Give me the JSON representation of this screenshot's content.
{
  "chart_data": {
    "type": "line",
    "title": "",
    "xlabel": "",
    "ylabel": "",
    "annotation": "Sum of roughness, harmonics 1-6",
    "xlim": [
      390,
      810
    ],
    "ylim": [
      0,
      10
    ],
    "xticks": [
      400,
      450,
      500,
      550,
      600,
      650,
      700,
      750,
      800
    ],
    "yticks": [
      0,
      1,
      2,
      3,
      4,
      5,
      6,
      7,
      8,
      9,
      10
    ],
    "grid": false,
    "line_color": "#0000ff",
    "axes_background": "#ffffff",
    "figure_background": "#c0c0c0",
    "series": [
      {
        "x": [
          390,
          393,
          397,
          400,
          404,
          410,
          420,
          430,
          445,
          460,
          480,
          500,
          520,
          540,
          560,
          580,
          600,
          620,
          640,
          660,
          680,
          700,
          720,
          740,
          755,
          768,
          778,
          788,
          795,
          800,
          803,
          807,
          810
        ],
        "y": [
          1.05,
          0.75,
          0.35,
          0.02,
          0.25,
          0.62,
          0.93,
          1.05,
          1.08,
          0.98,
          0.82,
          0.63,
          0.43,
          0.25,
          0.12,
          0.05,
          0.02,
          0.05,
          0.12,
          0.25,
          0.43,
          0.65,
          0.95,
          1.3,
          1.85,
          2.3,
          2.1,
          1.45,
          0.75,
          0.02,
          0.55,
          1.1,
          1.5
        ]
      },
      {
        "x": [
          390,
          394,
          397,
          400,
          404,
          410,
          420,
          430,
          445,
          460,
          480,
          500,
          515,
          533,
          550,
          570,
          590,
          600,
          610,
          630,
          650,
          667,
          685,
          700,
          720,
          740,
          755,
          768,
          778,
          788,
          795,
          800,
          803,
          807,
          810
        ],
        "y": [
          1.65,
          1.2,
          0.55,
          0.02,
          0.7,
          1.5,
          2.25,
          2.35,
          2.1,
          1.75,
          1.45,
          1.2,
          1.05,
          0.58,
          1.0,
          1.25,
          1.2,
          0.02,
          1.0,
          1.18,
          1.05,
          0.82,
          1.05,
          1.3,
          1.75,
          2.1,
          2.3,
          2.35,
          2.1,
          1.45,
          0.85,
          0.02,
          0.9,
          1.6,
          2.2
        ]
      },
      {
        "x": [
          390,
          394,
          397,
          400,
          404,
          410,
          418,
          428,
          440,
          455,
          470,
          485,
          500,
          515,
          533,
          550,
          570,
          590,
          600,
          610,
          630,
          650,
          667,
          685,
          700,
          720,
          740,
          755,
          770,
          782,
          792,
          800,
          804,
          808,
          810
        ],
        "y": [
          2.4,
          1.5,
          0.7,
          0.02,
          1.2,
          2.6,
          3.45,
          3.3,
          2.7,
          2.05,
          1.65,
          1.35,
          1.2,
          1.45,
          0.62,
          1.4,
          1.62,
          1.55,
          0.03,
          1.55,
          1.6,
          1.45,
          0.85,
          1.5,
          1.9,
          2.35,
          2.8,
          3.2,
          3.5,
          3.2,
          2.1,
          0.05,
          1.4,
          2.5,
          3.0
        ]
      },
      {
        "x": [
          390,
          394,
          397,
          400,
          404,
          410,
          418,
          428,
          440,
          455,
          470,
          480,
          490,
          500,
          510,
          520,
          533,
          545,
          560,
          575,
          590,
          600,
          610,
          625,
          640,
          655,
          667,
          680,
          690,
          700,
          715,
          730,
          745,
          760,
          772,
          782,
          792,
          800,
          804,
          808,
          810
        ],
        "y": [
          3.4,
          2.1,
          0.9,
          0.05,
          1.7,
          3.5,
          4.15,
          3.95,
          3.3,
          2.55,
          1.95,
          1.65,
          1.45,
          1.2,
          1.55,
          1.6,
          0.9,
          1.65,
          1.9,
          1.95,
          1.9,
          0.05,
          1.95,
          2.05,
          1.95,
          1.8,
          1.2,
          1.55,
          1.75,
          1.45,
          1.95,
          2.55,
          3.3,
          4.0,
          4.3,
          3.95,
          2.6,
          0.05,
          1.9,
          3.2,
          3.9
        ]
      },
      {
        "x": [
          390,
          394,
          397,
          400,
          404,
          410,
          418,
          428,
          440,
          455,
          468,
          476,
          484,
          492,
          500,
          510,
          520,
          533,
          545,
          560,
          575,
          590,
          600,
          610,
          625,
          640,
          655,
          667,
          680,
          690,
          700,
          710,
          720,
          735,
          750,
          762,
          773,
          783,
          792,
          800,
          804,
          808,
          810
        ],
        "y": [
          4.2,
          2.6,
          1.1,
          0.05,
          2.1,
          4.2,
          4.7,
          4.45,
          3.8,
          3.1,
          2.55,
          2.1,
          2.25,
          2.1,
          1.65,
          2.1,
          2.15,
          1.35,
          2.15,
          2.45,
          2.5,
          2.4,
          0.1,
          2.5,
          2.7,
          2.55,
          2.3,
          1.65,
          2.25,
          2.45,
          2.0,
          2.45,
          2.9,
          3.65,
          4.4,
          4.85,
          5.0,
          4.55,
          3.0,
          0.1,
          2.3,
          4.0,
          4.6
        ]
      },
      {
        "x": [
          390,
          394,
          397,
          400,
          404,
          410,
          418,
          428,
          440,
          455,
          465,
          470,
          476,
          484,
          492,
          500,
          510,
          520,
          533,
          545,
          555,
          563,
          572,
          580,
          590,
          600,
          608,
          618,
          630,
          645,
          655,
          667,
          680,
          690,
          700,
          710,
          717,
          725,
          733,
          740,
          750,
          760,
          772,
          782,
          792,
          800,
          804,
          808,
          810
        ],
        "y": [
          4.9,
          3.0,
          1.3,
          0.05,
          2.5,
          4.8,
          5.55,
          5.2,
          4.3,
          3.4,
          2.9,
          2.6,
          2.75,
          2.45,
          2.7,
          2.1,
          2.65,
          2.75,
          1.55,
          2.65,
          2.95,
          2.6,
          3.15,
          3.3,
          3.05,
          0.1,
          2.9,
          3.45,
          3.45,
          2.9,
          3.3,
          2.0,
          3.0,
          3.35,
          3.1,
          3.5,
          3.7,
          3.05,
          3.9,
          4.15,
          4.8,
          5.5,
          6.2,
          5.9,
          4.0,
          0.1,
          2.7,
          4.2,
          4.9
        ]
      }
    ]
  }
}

**Work to do**
Reproduce each record shown above without altering a single word.

**Worked solution**
Give me the JSON representation of this screenshot's content.
{
  "chart_data": {
    "type": "line",
    "title": "",
    "xlabel": "",
    "ylabel": "",
    "annotation": "Sum of roughness, harmonics 1-6",
    "xlim": [
      390,
      810
    ],
    "ylim": [
      0,
      10
    ],
    "xticks": [
      400,
      450,
      500,
      550,
      600,
      650,
      700,
      750,
      800
    ],
    "yticks": [
      0,
      1,
      2,
      3,
      4,
      5,
      6,
      7,
      8,
      9,
      10
    ],
    "grid": false,
    "line_color": "#0000ff",
    "axes_background": "#ffffff",
    "figure_background": "#c0c0c0",
    "series": [
      {
        "x": [
          390,
          393,
          397,
          400,
          404,
          410,
          420,
          430,
          445,
          460,
          480,
          500,
          520,
          540,
          560,
          580,
          600,
          620,
          640,
          660,
          680,
          700,
          720,
          740,
          755,
          768,
          778,
          788,
          795,
          800,
          803,
          807,
          810
        ],
        "y": [
          1.05,
          0.75,
          0.35,
          0.02,
          0.25,
          0.62,
          0.93,
          1.05,
          1.08,
          0.98,
          0.82,
          0.63,
          0.43,
          0.25,
          0.12,
          0.05,
          0.02,
          0.05,
          0.12,
          0.25,
          0.43,
          0.65,
          0.95,
          1.3,
          1.85,
          2.3,
          2.1,
          1.45,
          0.75,
          0.02,
          0.55,
          1.1,
          1.5
        ]
      },
      {
        "x": [
          390,
          394,
          397,
          400,
          404,
          410,
          420,
          430,
          445,
          460,
          480,
          500,
          515,
          533,
          550,
          570,
          590,
          600,
          610,
          630,
          650,
          667,
          685,
          700,
          720,
          740,
          755,
          768,
          778,
          788,
          795,
          800,
          803,
          807,
          810
        ],
        "y": [
          1.65,
          1.2,
          0.55,
          0.02,
          0.7,
          1.5,
          2.25,
          2.35,
          2.1,
          1.75,
          1.45,
          1.2,
          1.05,
          0.58,
          1.0,
          1.25,
          1.2,
          0.02,
          1.0,
          1.18,
          1.05,
          0.82,
          1.05,
          1.3,
          1.75,
          2.1,
          2.3,
          2.35,
          2.1,
          1.45,
          0.85,
          0.02,
          0.9,
          1.6,
          2.2
        ]
      },
      {
        "x": [
          390,
          394,
          397,
          400,
          404,
          410,
          418,
          428,
          440,
          455,
          470,
          485,
          500,
          515,
          533,
          550,
          570,
          590,
          600,
          610,
          630,
          650,
          667,
          685,
          700,
          720,
          740,
          755,
          770,
          782,
          792,
          800,
          804,
          808,
          810
        ],
        "y": [
          2.4,
          1.5,
          0.7,
          0.02,
          1.2,
          2.6,
          3.45,
          3.3,
          2.7,
          2.05,
          1.65,
          1.35,
          1.2,
          1.45,
          0.62,
          1.4,
          1.62,
          1.55,
          0.03,
          1.55,
          1.6,
          1.45,
          0.85,
          1.5,
          1.9,
          2.35,
          2.8,
          3.2,
          3.5,
          3.2,
          2.1,
          0.05,
          1.4,
          2.5,
          3.0
        ]
      },
      {
        "x": [
          390,
          394,
          397,
          400,
          404,
          410,
          418,
          428,
          440,
          455,
          470,
          480,
          490,
          500,
          510,
          520,
          533,
          545,
          560,
          575,
          590,
          600,
          610,
          625,
          640,
          655,
          667,
          680,
          690,
          700,
          715,
          730,
          745,
          760,
          772,
          782,
          792,
          800,
          804,
          808,
          810
        ],
        "y": [
          3.4,
          2.1,
          0.9,
          0.05,
          1.7,
          3.5,
          4.15,
          3.95,
          3.3,
          2.55,
          1.95,
          1.65,
          1.45,
          1.2,
          1.55,
          1.6,
          0.9,
          1.65,
          1.9,
          1.95,
          1.9,
          0.05,
          1.95,
          2.05,
          1.95,
          1.8,
          1.2,
          1.55,
          1.75,
          1.45,
          1.95,
          2.55,
          3.3,
          4.0,
          4.3,
          3.95,
          2.6,
          0.05,
          1.9,
          3.2,
          3.9
        ]
      },
      {
        "x": [
          390,
          394,
          397,
          400,
          404,
          410,
          418,
          428,
          440,
          455,
          468,
          476,
          484,
          492,
          500,
          510,
          520,
          533,
          545,
          560,
          575,
          590,
          600,
          610,
          625,
          640,
          655,
          667,
          680,
          690,
          700,
          710,
          720,
          735,
          750,
          762,
          773,
          783,
          792,
          800,
          804,
          808,
          810
        ],
        "y": [
          4.2,
          2.6,
          1.1,
          0.05,
          2.1,
          4.2,
          4.7,
          4.45,
          3.8,
          3.1,
          2.55,
          2.1,
          2.25,
          2.1,
          1.65,
          2.1,
          2.15,
          1.35,
          2.15,
          2.45,
          2.5,
          2.4,
          0.1,
          2.5,
          2.7,
          2.55,
          2.3,
          1.65,
          2.25,
          2.45,
          2.0,
          2.45,
          2.9,
          3.65,
          4.4,
          4.85,
          5.0,
          4.55,
          3.0,
          0.1,
          2.3,
          4.0,
          4.6
        ]
      },
      {
        "x": [
          390,
          394,
          397,
          400,
          404,
          410,
          418,
          428,
          440,
          455,
          465,
          470,
          476,
          484,
          492,
          500,
          510,
          520,
          533,
          545,
          555,
          563,
          572,
          580,
          590,
          600,
          608,
          618,
          630,
          645,
          655,
          667,
          680,
          690,
          700,
          710,
          717,
          725,
          733,
          740,
          750,
          760,
          772,
          782,
          792,
          800,
          804,
          808,
          810
        ],
        "y": [
          4.9,
          3.0,
          1.3,
          0.05,
          2.5,
          4.8,
          5.55,
          5.2,
          4.3,
          3.4,
          2.9,
          2.6,
          2.75,
          2.45,
          2.7,
          2.1,
          2.65,
          2.75,
          1.55,
          2.65,
          2.95,
          2.6,
          3.15,
          3.3,
          3.05,
          0.1,
          2.9,
          3.45,
          3.45,
          2.9,
          3.3,
          2.0,
          3.0,
          3.35,
          3.1,
          3.5,
          3.7,
          3.05,
          3.9,
          4.15,
          4.8,
          5.5,
          6.2,
          5.9,
          4.0,
          0.1,
          2.7,
          4.2,
          4.9
        ]
      }
    ]
  }
}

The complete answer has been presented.